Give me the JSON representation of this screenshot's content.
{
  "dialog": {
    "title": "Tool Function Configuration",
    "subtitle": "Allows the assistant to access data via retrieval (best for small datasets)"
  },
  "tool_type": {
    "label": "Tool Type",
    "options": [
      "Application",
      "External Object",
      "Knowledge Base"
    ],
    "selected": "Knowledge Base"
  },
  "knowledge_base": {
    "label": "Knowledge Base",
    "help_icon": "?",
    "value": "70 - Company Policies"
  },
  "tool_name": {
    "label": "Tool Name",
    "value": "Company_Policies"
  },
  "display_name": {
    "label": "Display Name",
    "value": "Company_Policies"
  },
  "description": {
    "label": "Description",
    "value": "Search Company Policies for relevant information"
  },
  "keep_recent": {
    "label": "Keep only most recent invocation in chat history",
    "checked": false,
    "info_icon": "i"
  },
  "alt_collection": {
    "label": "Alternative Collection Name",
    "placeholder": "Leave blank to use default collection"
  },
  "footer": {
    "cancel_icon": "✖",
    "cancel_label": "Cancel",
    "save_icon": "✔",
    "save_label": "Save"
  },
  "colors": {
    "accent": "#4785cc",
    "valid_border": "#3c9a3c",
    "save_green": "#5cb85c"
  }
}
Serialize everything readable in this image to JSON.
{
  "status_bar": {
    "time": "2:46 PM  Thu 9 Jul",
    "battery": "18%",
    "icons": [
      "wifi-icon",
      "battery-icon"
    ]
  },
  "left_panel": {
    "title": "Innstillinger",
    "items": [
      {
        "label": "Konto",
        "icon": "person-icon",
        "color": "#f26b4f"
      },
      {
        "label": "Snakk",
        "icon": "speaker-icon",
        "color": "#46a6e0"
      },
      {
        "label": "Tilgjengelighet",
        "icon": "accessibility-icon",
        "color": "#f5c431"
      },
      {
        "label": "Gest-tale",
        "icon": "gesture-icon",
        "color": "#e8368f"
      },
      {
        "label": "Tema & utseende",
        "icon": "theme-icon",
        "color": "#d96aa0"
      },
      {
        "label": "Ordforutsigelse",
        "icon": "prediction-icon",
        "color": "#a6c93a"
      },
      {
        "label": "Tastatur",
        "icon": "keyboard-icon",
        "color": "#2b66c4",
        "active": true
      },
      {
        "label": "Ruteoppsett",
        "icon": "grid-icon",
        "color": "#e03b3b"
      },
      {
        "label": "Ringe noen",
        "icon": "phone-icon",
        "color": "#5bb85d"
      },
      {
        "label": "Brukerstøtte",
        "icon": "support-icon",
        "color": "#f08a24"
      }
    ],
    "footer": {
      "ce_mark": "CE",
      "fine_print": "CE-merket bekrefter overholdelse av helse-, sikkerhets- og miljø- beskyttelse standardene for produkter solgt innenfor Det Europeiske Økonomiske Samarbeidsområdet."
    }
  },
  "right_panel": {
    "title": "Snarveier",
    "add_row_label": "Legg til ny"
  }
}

- - -

» **Prompt**
Print all of the entries again, exactly as written.

» **Answer to the exercise**
Give me the JSON representation of this screenshot's content.
{
  "dialog": {
    "title": "Tool Function Configuration",
    "subtitle": "Allows the assistant to access data via retrieval (best for small datasets)"
  },
  "tool_type": {
    "label": "Tool Type",
    "options": [
      "Application",
      "External Object",
      "Knowledge Base"
    ],
    "selected": "Knowledge Base"
  },
  "knowledge_base": {
    "label": "Knowledge Base",
    "help_icon": "?",
    "value": "70 - Company Policies"
  },
  "tool_name": {
    "label": "Tool Name",
    "value": "Company_Policies"
  },
  "display_name": {
    "label": "Display Name",
    "value": "Company_Policies"
  },
  "description": {
    "label": "Description",
    "value": "Search Company Policies for relevant information"
  },
  "keep_recent": {
    "label": "Keep only most recent invocation in chat history",
    "checked": false,
    "info_icon": "i"
  },
  "alt_collection": {
    "label": "Alternative Collection Name",
    "placeholder": "Leave blank to use default collection"
  },
  "footer": {
    "cancel_icon": "✖",
    "cancel_label": "Cancel",
    "save_icon": "✔",
    "save_label": "Save"
  },
  "colors": {
    "accent": "#4785cc",
    "valid_border": "#3c9a3c",
    "save_green": "#5cb85c"
  }
}
Serialize everything readable in this image to JSON.
{
  "status_bar": {
    "time": "2:46 PM  Thu 9 Jul",
    "battery": "18%",
    "icons": [
      "wifi-icon",
      "battery-icon"
    ]
  },
  "left_panel": {
    "title": "Innstillinger",
    "items": [
      {
        "label": "Konto",
        "icon": "person-icon",
        "color": "#f26b4f"
      },
      {
        "label": "Snakk",
        "icon": "speaker-icon",
        "color": "#46a6e0"
      },
      {
        "label": "Tilgjengelighet",
        "icon": "accessibility-icon",
        "color": "#f5c431"
      },
      {
        "label": "Gest-tale",
        "icon": "gesture-icon",
        "color": "#e8368f"
      },
      {
        "label": "Tema & utseende",
        "icon": "theme-icon",
        "color": "#d96aa0"
      },
      {
        "label": "Ordforutsigelse",
        "icon": "prediction-icon",
        "color": "#a6c93a"
      },
      {
        "label": "Tastatur",
        "icon": "keyboard-icon",
        "color": "#2b66c4",
        "active": true
      },
      {
        "label": "Ruteoppsett",
        "icon": "grid-icon",
        "color": "#e03b3b"
      },
      {
        "label": "Ringe noen",
        "icon": "phone-icon",
        "color": "#5bb85d"
      },
      {
        "label": "Brukerstøtte",
        "icon": "support-icon",
        "color": "#f08a24"
      }
    ],
    "footer": {
      "ce_mark": "CE",
      "fine_print": "CE-merket bekrefter overholdelse av helse-, sikkerhets- og miljø- beskyttelse standardene for produkter solgt innenfor Det Europeiske Økonomiske Samarbeidsområdet."
    }
  },
  "right_panel": {
    "title": "Snarveier",
    "add_row_label": "Legg til ny"
  }
}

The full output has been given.